Every line of the material is to be repeated exactly as it stands.
[START DATASET RECORDS]
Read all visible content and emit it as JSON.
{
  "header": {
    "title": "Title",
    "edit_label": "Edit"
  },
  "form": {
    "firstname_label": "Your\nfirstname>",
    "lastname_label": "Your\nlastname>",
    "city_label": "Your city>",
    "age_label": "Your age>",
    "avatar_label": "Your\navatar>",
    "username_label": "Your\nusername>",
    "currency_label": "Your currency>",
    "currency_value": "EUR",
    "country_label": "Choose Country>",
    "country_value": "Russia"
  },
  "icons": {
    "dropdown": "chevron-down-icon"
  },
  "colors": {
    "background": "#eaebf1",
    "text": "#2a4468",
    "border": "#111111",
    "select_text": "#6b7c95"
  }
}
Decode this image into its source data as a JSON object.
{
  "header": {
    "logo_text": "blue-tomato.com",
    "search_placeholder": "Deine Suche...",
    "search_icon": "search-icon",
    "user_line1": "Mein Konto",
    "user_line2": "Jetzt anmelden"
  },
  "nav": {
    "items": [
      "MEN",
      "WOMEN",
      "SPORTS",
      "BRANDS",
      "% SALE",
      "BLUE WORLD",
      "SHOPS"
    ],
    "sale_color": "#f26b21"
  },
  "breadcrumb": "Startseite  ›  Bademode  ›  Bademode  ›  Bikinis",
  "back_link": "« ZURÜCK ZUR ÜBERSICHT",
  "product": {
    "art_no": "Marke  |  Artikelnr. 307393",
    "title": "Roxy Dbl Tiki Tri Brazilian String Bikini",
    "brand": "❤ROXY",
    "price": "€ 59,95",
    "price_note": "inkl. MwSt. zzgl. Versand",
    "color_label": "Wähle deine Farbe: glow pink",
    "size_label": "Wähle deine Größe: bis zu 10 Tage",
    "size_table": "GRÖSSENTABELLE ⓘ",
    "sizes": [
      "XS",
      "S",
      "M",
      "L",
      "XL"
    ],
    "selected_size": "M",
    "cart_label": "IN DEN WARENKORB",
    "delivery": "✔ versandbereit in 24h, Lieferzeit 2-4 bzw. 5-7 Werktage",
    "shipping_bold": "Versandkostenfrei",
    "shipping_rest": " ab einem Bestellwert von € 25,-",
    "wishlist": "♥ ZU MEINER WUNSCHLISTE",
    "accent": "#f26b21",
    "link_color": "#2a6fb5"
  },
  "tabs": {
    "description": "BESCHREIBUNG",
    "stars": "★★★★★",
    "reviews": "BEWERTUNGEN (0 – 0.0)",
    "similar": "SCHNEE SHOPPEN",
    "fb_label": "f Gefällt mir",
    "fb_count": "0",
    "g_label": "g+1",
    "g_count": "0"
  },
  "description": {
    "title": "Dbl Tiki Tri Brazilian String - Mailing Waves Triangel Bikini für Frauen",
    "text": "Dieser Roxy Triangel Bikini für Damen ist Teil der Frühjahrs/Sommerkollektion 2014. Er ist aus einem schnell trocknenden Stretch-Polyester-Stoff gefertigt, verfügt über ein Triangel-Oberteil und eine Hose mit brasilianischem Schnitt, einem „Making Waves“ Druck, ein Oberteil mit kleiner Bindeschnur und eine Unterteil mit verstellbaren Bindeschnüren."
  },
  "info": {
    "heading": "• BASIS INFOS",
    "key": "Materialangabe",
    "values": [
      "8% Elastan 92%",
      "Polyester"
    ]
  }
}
[END DATASET RECORDS]
ANSWER FOR THIS EXERCISE:
Read all visible content and emit it as JSON.
{
  "header": {
    "title": "Title",
    "edit_label": "Edit"
  },
  "form": {
    "firstname_label": "Your\nfirstname>",
    "lastname_label": "Your\nlastname>",
    "city_label": "Your city>",
    "age_label": "Your age>",
    "avatar_label": "Your\navatar>",
    "username_label": "Your\nusername>",
    "currency_label": "Your currency>",
    "currency_value": "EUR",
    "country_label": "Choose Country>",
    "country_value": "Russia"
  },
  "icons": {
    "dropdown": "chevron-down-icon"
  },
  "colors": {
    "background": "#eaebf1",
    "text": "#2a4468",
    "border": "#111111",
    "select_text": "#6b7c95"
  }
}
Decode this image into its source data as a JSON object.
{
  "header": {
    "logo_text": "blue-tomato.com",
    "search_placeholder": "Deine Suche...",
    "search_icon": "search-icon",
    "user_line1": "Mein Konto",
    "user_line2": "Jetzt anmelden"
  },
  "nav": {
    "items": [
      "MEN",
      "WOMEN",
      "SPORTS",
      "BRANDS",
      "% SALE",
      "BLUE WORLD",
      "SHOPS"
    ],
    "sale_color": "#f26b21"
  },
  "breadcrumb": "Startseite  ›  Bademode  ›  Bademode  ›  Bikinis",
  "back_link": "« ZURÜCK ZUR ÜBERSICHT",
  "product": {
    "art_no": "Marke  |  Artikelnr. 307393",
    "title": "Roxy Dbl Tiki Tri Brazilian String Bikini",
    "brand": "❤ROXY",
    "price": "€ 59,95",
    "price_note": "inkl. MwSt. zzgl. Versand",
    "color_label": "Wähle deine Farbe: glow pink",
    "size_label": "Wähle deine Größe: bis zu 10 Tage",
    "size_table": "GRÖSSENTABELLE ⓘ",
    "sizes": [
      "XS",
      "S",
      "M",
      "L",
      "XL"
    ],
    "selected_size": "M",
    "cart_label": "IN DEN WARENKORB",
    "delivery": "✔ versandbereit in 24h, Lieferzeit 2-4 bzw. 5-7 Werktage",
    "shipping_bold": "Versandkostenfrei",
    "shipping_rest": " ab einem Bestellwert von € 25,-",
    "wishlist": "♥ ZU MEINER WUNSCHLISTE",
    "accent": "#f26b21",
    "link_color": "#2a6fb5"
  },
  "tabs": {
    "description": "BESCHREIBUNG",
    "stars": "★★★★★",
    "reviews": "BEWERTUNGEN (0 – 0.0)",
    "similar": "SCHNEE SHOPPEN",
    "fb_label": "f Gefällt mir",
    "fb_count": "0",
    "g_label": "g+1",
    "g_count": "0"
  },
  "description": {
    "title": "Dbl Tiki Tri Brazilian String - Mailing Waves Triangel Bikini für Frauen",
    "text": "Dieser Roxy Triangel Bikini für Damen ist Teil der Frühjahrs/Sommerkollektion 2014. Er ist aus einem schnell trocknenden Stretch-Polyester-Stoff gefertigt, verfügt über ein Triangel-Oberteil und eine Hose mit brasilianischem Schnitt, einem „Making Waves“ Druck, ein Oberteil mit kleiner Bindeschnur und eine Unterteil mit verstellbaren Bindeschnüren."
  },
  "info": {
    "heading": "• BASIS INFOS",
    "key": "Materialangabe",
    "values": [
      "8% Elastan 92%",
      "Polyester"
    ]
  }
}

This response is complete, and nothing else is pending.